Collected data
------
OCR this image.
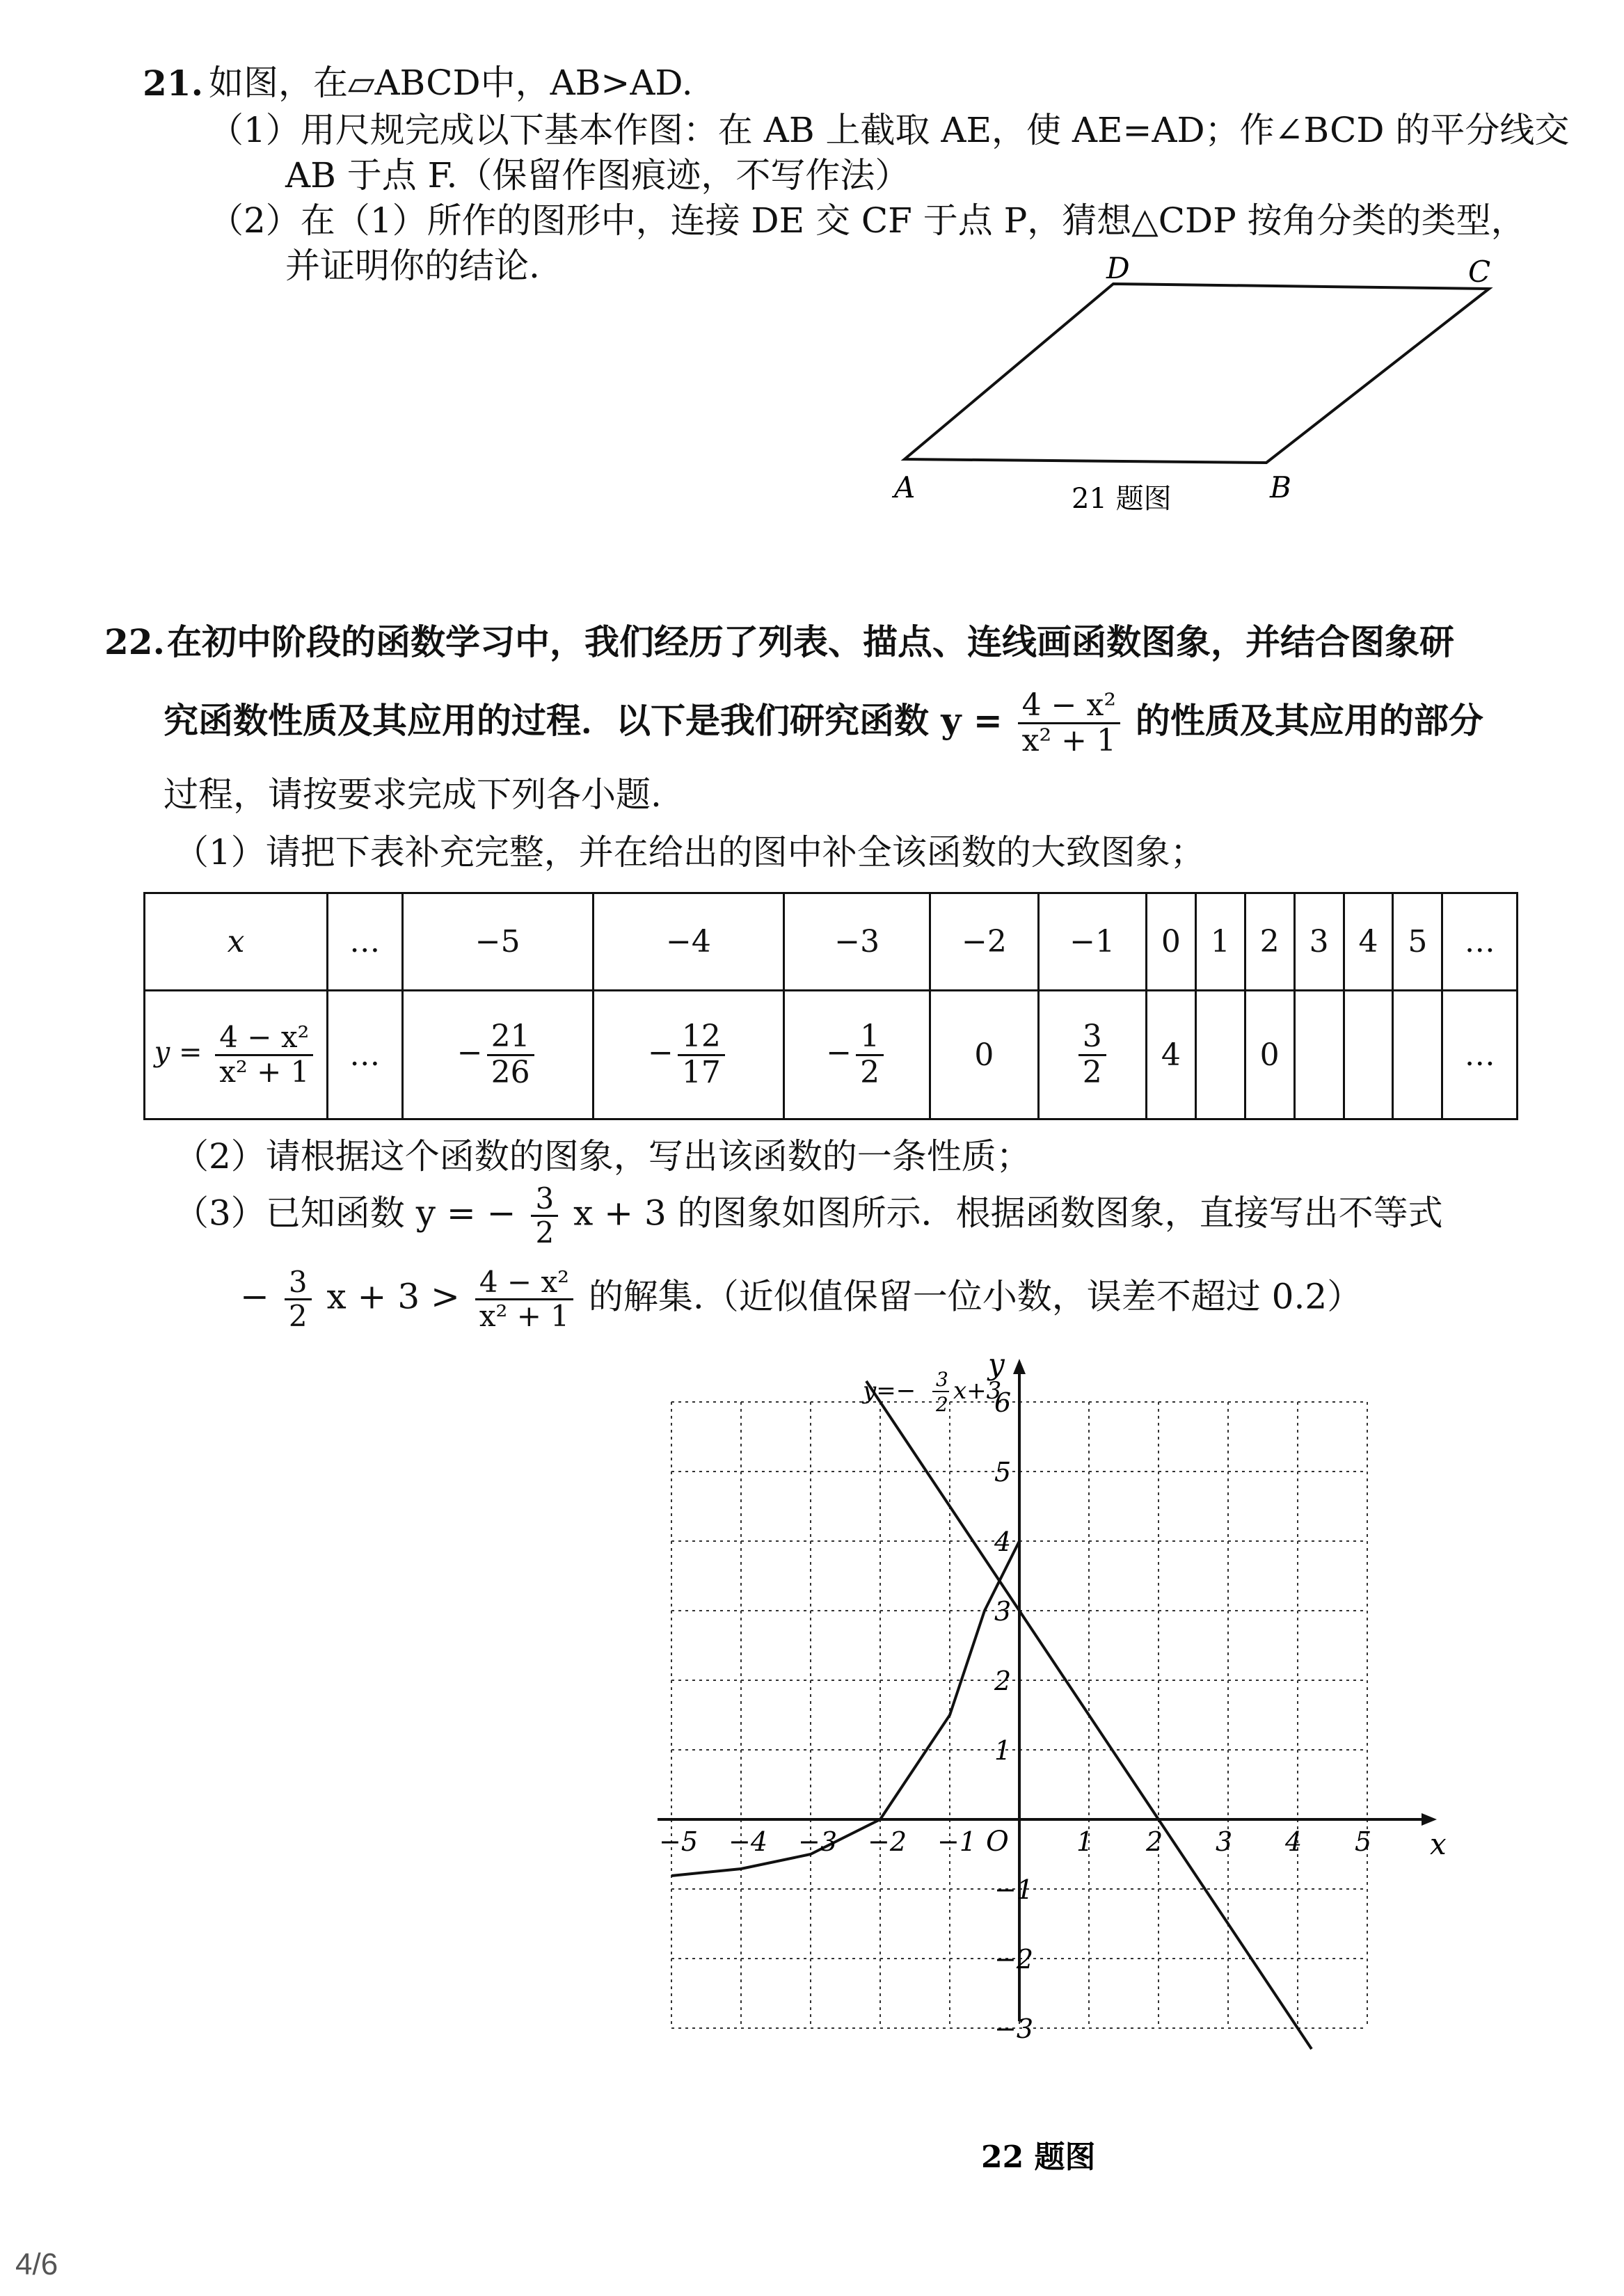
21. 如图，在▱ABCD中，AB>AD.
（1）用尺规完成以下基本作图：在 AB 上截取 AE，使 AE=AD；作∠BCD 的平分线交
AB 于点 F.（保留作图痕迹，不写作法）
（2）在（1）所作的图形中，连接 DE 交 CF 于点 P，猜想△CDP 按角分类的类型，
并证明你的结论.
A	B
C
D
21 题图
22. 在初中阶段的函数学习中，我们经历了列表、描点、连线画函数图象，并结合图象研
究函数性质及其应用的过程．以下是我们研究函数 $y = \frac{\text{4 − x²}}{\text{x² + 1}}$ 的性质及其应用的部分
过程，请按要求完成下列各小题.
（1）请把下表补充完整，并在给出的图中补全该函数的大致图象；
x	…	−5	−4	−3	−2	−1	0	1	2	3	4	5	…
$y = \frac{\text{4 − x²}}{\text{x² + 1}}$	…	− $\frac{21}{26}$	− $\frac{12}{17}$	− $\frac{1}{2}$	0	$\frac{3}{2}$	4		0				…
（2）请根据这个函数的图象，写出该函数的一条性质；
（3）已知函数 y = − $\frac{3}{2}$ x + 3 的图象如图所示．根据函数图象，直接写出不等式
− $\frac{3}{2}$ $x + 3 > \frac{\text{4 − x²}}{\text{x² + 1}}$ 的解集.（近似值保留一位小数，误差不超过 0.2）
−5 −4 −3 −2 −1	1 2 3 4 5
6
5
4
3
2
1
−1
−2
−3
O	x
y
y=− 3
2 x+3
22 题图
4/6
------
Without including any pictures, print each record exactly.

OCR this image.
21. 如图，在▱ABCD中，AB>AD.
（1）用尺规完成以下基本作图：在 AB 上截取 AE，使 AE=AD；作∠BCD 的平分线交
AB 于点 F.（保留作图痕迹，不写作法）
（2）在（1）所作的图形中，连接 DE 交 CF 于点 P，猜想△CDP 按角分类的类型，
并证明你的结论.
A	B
C
D
21 题图
22. 在初中阶段的函数学习中，我们经历了列表、描点、连线画函数图象，并结合图象研
究函数性质及其应用的过程．以下是我们研究函数 $y = \frac{\text{4 − x²}}{\text{x² + 1}}$ 的性质及其应用的部分
过程，请按要求完成下列各小题.
（1）请把下表补充完整，并在给出的图中补全该函数的大致图象；
x	…	−5	−4	−3	−2	−1	0	1	2	3	4	5	…
$y = \frac{\text{4 − x²}}{\text{x² + 1}}$	…	− $\frac{21}{26}$	− $\frac{12}{17}$	− $\frac{1}{2}$	0	$\frac{3}{2}$	4		0				…
（2）请根据这个函数的图象，写出该函数的一条性质；
（3）已知函数 y = − $\frac{3}{2}$ x + 3 的图象如图所示．根据函数图象，直接写出不等式
− $\frac{3}{2}$ $x + 3 > \frac{\text{4 − x²}}{\text{x² + 1}}$ 的解集.（近似值保留一位小数，误差不超过 0.2）
−5 −4 −3 −2 −1	1 2 3 4 5
6
5
4
3
2
1
−1
−2
−3
O	x
y
y=− 3
2 x+3
22 题图
4/6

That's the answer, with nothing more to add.